• _Goal of the exercise_
Only lines with the string "Batch" matter here; gather them from the material below.

• _Input for this task_

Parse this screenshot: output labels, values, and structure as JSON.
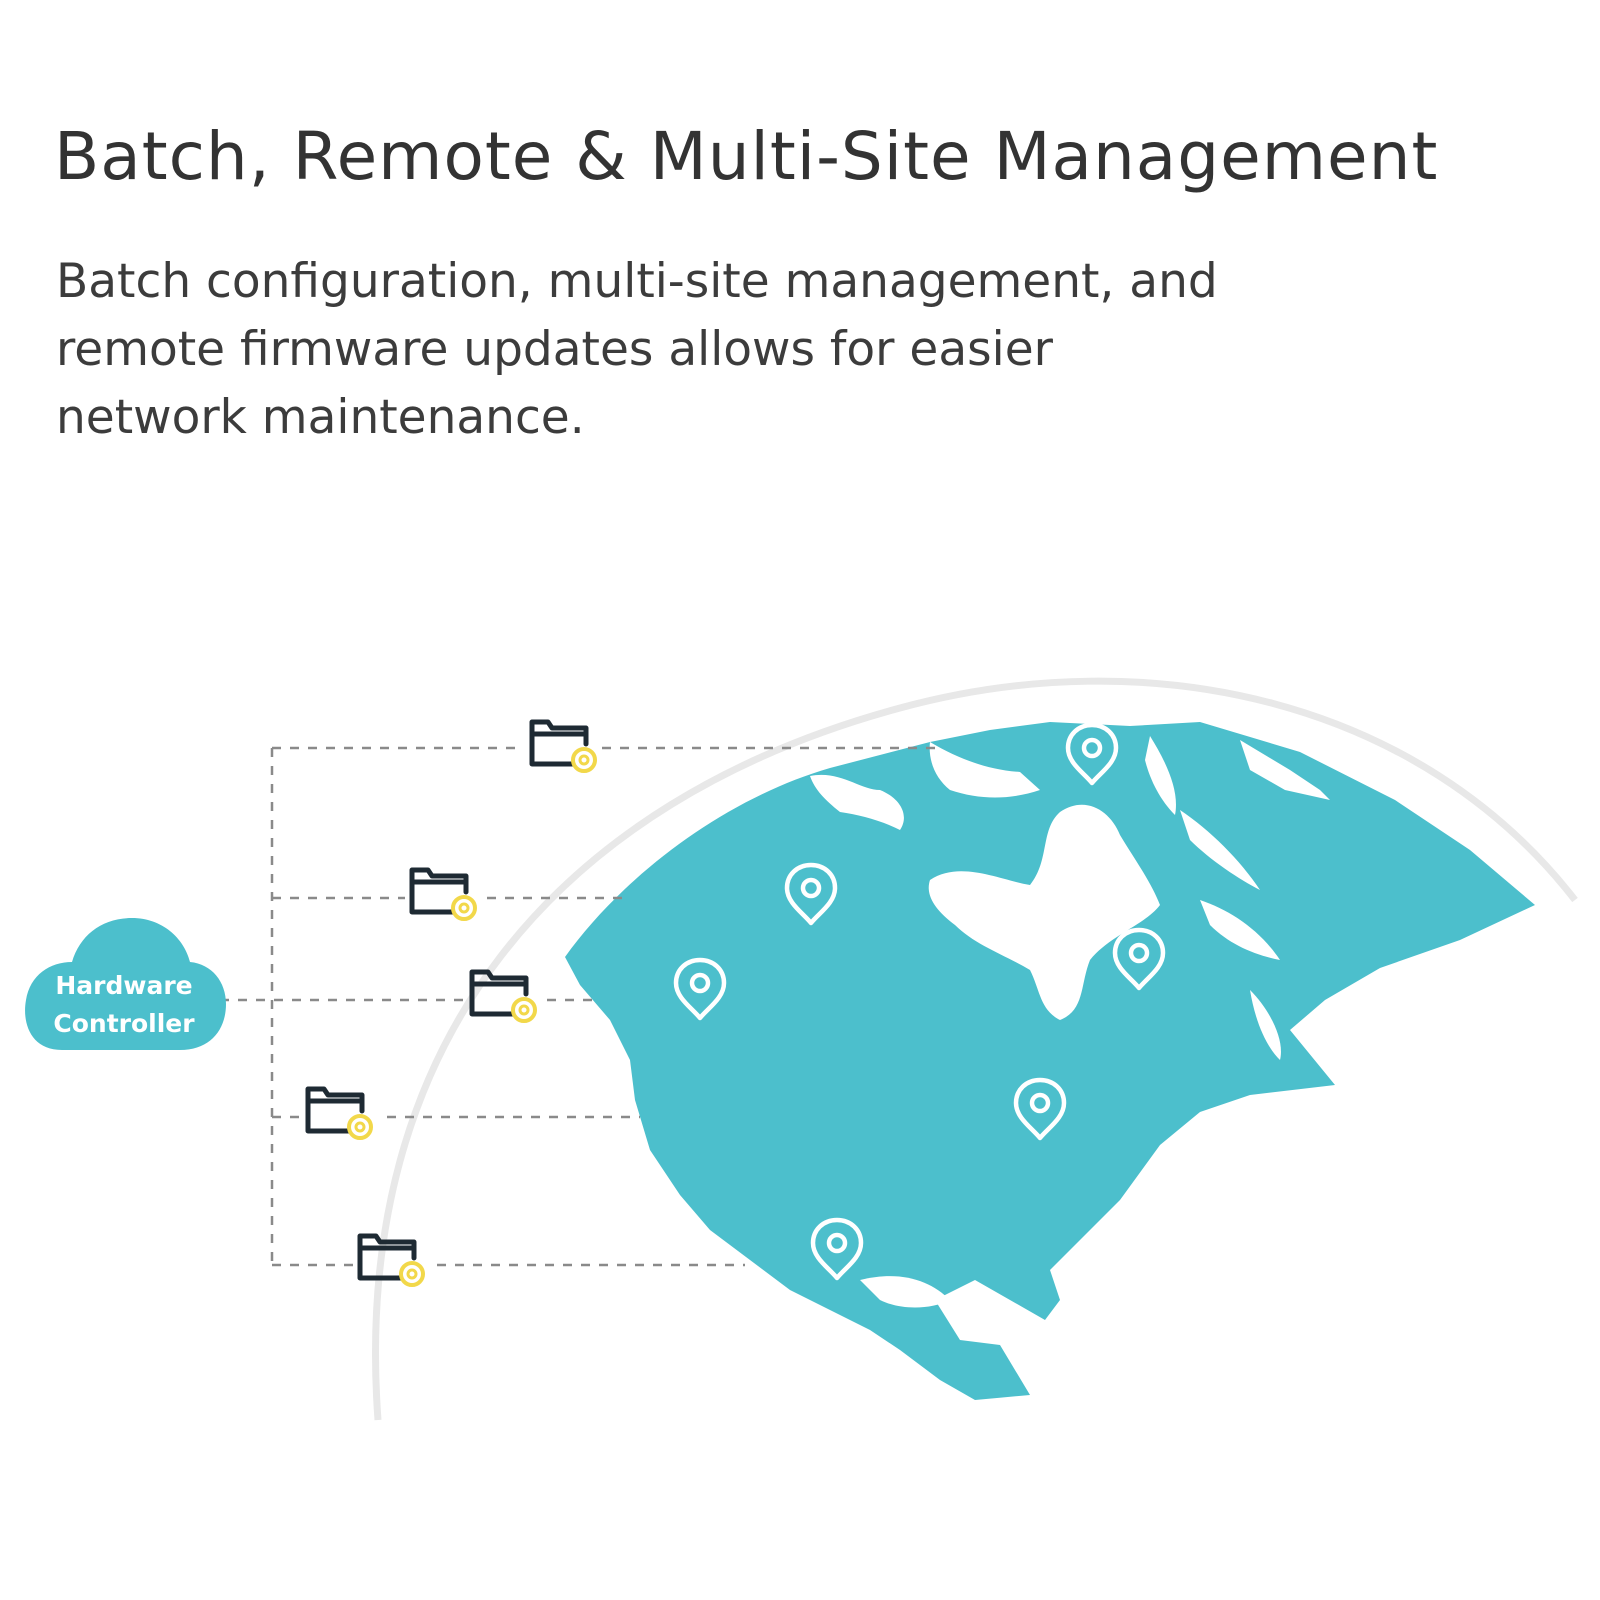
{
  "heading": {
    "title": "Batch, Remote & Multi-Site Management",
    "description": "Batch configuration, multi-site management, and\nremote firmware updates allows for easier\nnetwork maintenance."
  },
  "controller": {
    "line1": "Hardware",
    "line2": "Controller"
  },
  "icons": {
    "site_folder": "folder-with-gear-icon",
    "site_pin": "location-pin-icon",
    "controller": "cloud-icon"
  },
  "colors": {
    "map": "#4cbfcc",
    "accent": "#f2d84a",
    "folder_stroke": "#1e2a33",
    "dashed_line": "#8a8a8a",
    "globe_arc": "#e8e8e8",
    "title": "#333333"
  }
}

• _Final answer_
    "title": "Batch, Remote & Multi-Site Management",
    "description": "Batch configuration, multi-site management, and\nremote firmware updates allows for easier\nnetwork maintenance."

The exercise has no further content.